--- START OF Information shown ---

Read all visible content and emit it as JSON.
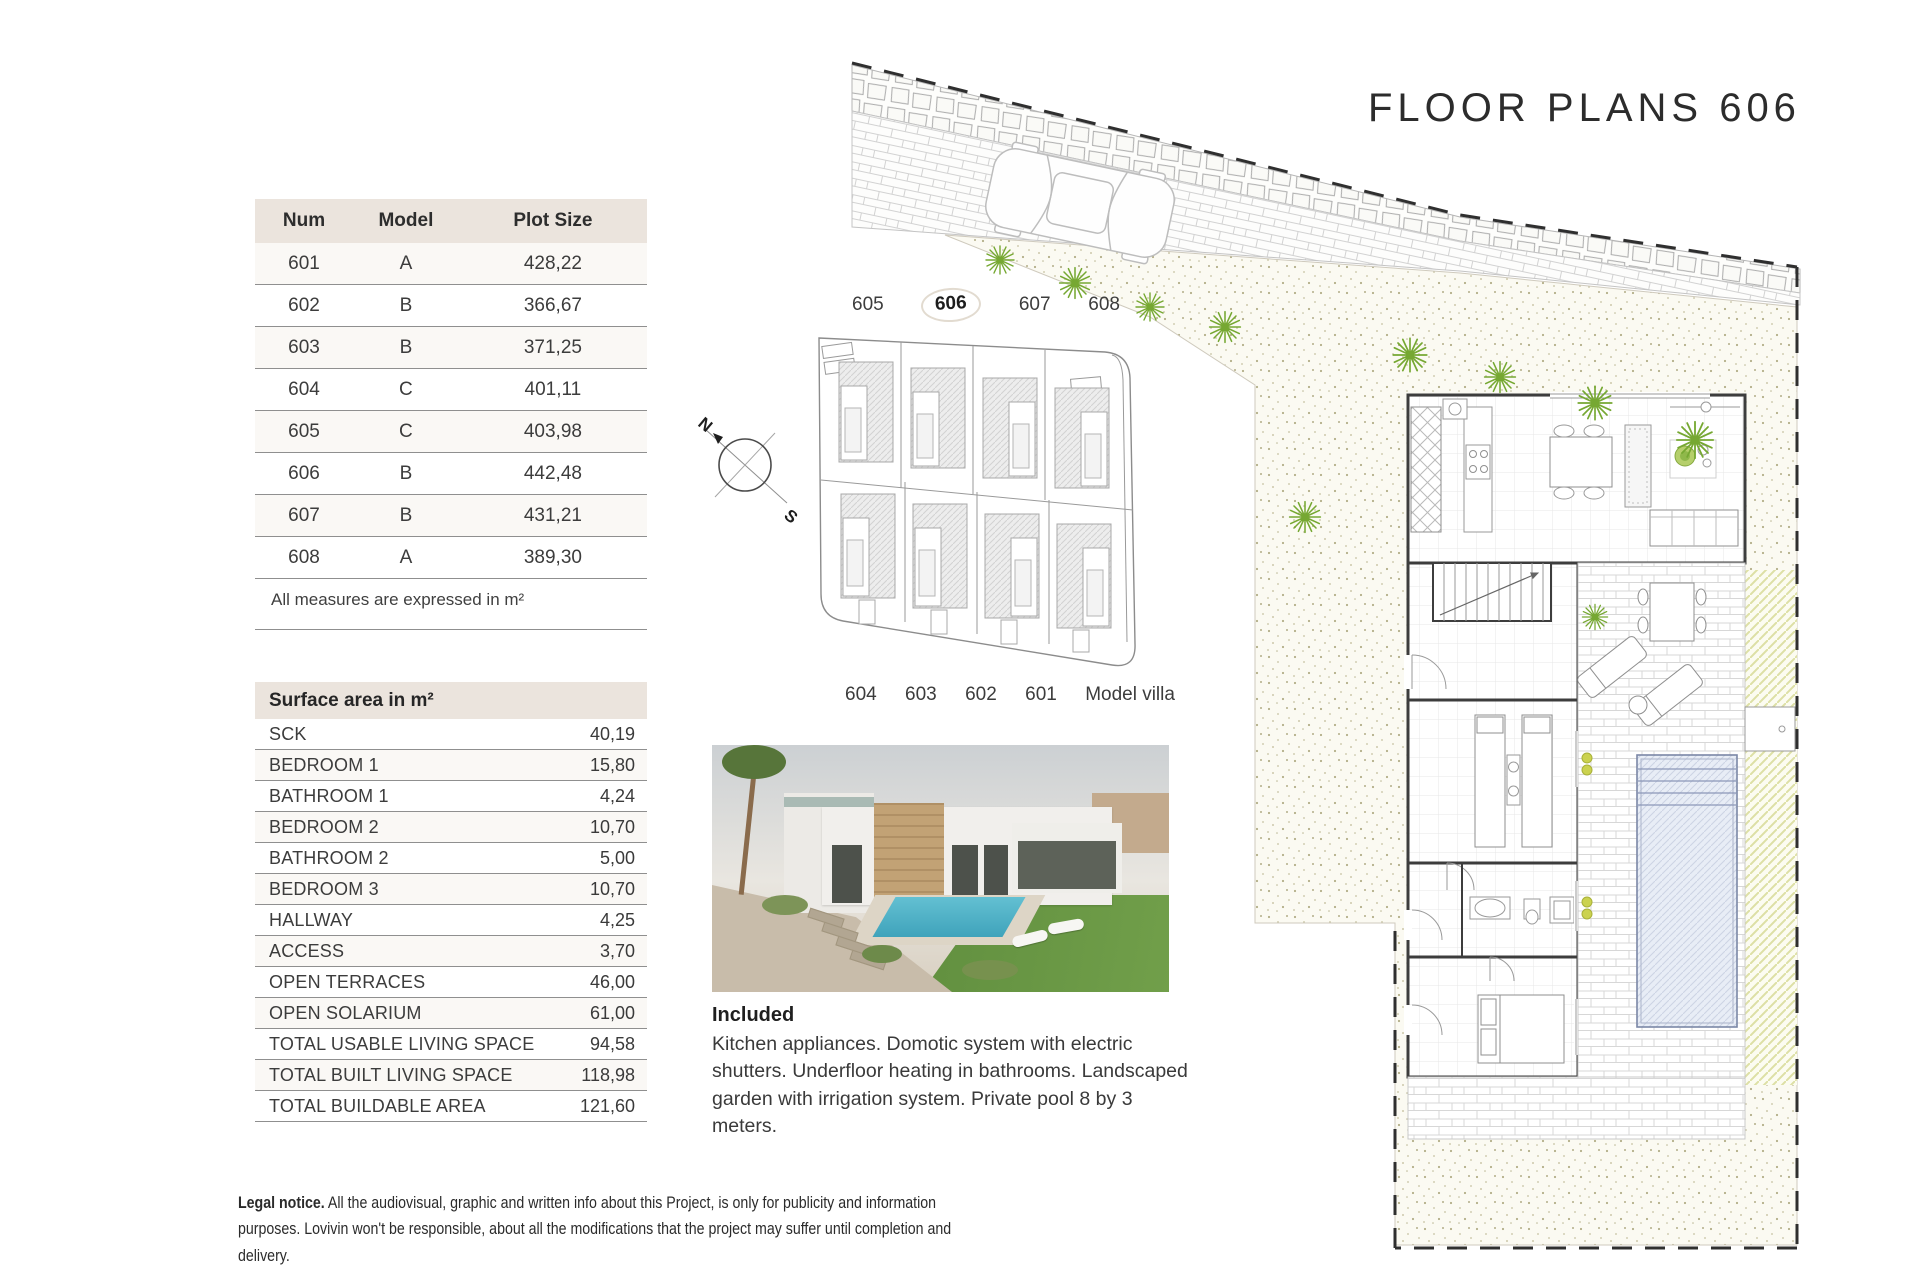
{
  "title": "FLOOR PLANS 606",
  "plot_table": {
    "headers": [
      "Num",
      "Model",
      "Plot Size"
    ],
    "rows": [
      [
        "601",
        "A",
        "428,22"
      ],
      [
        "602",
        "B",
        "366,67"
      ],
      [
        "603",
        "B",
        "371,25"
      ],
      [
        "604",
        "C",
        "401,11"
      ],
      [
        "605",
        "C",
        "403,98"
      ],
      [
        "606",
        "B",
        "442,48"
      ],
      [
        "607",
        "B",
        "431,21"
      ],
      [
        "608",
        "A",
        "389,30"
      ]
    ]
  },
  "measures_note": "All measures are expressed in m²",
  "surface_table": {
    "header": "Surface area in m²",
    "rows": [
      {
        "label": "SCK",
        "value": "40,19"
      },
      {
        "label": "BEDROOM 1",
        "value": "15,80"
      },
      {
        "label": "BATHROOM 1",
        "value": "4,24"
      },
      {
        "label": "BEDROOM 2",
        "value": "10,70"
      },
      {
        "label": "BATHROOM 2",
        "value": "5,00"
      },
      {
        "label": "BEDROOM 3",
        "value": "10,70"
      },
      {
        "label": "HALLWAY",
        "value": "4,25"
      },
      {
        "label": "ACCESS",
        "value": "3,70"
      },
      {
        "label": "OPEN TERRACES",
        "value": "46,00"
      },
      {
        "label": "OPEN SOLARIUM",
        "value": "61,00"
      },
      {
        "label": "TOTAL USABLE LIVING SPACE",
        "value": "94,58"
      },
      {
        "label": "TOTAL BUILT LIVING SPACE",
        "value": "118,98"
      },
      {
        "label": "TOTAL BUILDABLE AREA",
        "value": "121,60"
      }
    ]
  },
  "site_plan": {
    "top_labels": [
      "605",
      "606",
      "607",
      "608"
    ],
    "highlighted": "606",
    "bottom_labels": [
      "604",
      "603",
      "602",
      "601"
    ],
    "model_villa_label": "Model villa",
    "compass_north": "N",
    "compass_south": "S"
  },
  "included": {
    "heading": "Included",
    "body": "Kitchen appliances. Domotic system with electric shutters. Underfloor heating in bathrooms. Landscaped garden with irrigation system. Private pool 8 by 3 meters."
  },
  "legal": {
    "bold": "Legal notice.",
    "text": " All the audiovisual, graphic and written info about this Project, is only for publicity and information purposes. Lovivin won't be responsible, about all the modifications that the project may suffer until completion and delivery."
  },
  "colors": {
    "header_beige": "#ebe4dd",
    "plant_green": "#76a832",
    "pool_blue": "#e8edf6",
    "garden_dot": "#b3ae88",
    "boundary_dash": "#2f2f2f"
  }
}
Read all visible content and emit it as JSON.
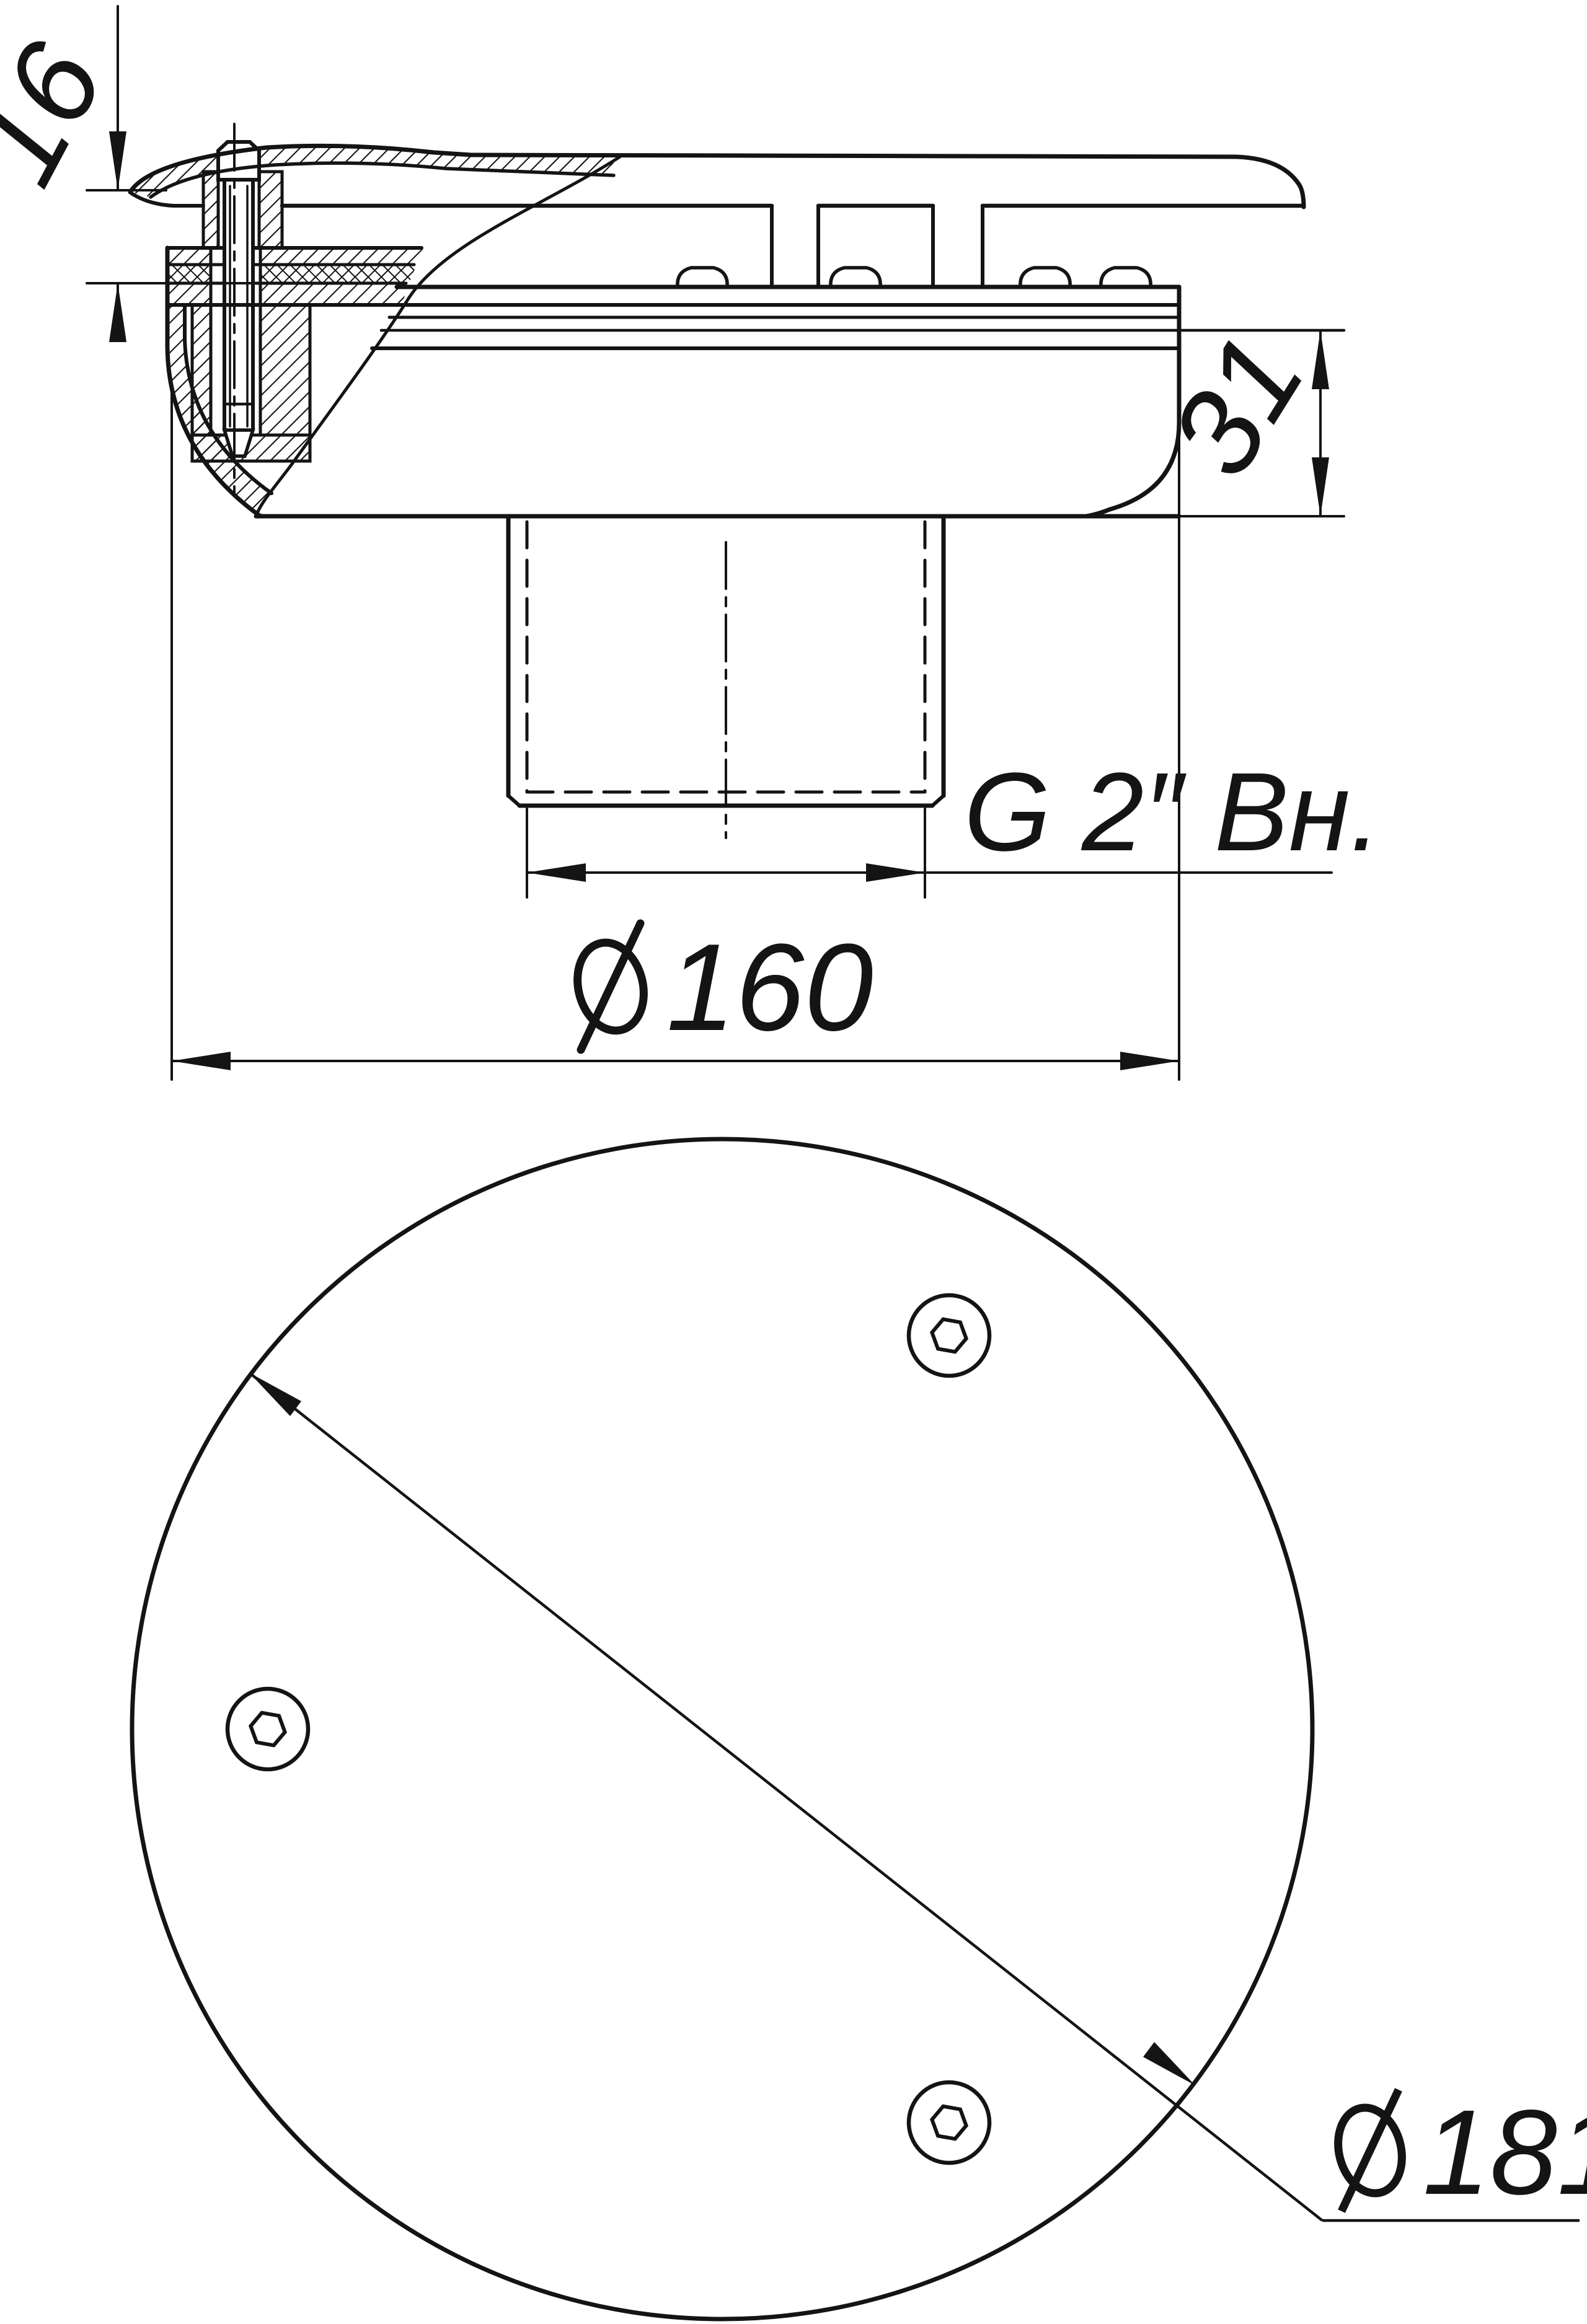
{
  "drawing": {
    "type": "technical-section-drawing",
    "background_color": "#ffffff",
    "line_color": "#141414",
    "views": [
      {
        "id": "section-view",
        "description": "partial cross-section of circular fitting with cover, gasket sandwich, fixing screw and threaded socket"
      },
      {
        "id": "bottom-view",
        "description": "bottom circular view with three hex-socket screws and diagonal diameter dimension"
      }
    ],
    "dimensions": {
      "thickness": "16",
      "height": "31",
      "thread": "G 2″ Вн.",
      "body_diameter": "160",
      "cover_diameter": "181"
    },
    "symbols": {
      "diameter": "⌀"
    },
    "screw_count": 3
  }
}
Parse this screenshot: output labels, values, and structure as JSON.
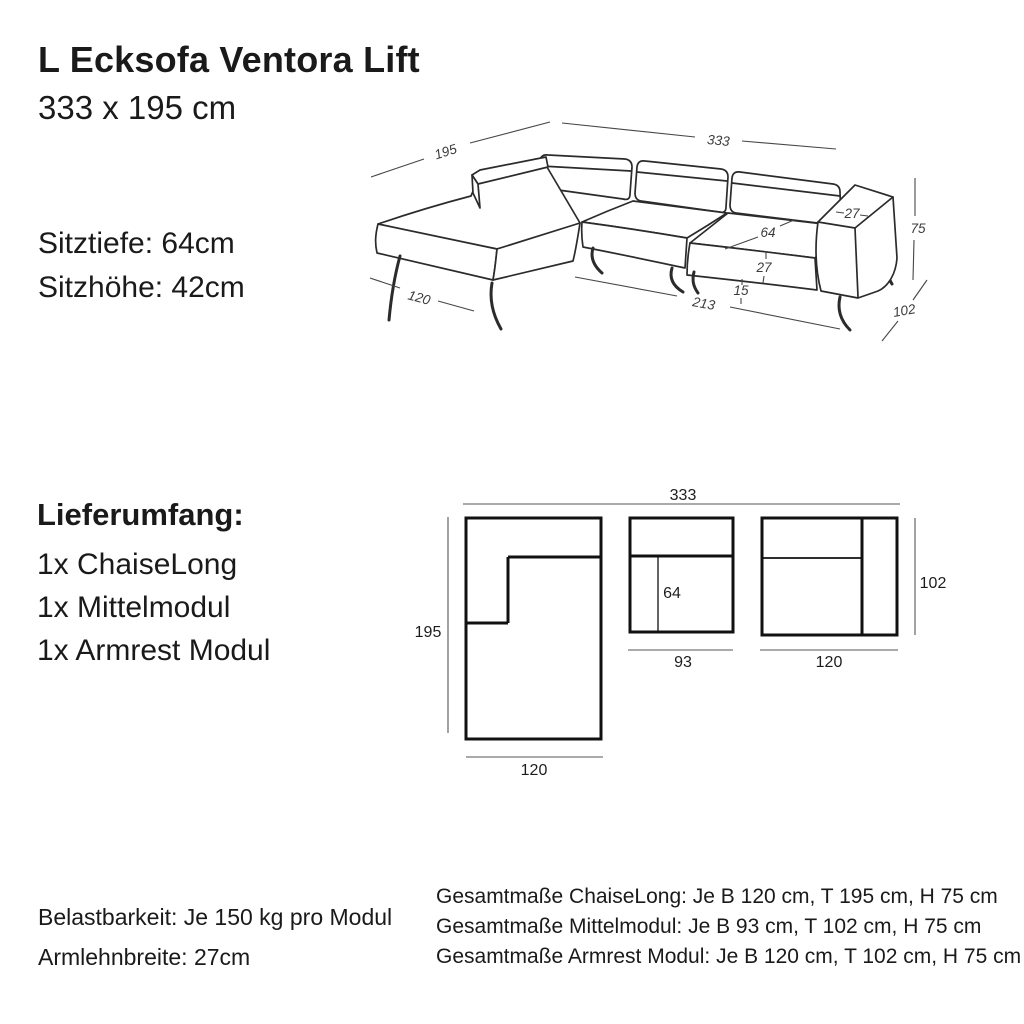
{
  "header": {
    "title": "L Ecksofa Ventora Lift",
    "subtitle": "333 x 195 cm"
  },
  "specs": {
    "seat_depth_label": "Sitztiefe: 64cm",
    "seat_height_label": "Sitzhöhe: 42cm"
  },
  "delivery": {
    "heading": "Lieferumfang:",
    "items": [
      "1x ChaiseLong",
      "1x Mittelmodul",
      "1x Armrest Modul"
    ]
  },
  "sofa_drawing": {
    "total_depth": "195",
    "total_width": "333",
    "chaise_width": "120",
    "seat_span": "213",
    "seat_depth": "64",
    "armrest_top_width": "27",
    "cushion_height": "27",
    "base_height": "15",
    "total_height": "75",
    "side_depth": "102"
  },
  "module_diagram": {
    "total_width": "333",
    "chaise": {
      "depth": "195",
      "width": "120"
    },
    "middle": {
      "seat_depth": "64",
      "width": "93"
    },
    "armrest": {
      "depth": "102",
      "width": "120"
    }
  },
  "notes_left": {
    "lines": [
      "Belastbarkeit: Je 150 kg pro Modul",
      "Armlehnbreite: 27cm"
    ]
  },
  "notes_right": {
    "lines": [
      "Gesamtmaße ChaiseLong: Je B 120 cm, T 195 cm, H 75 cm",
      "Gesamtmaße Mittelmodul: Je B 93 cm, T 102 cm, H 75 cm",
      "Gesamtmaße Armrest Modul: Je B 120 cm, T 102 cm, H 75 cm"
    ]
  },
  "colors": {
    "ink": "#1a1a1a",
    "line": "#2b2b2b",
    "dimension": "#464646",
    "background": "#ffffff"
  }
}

--- END OF Information shown ---

What the exercise asks:
Give the count of lines that hold the word "description", with nothing added.

Solved exercise:
2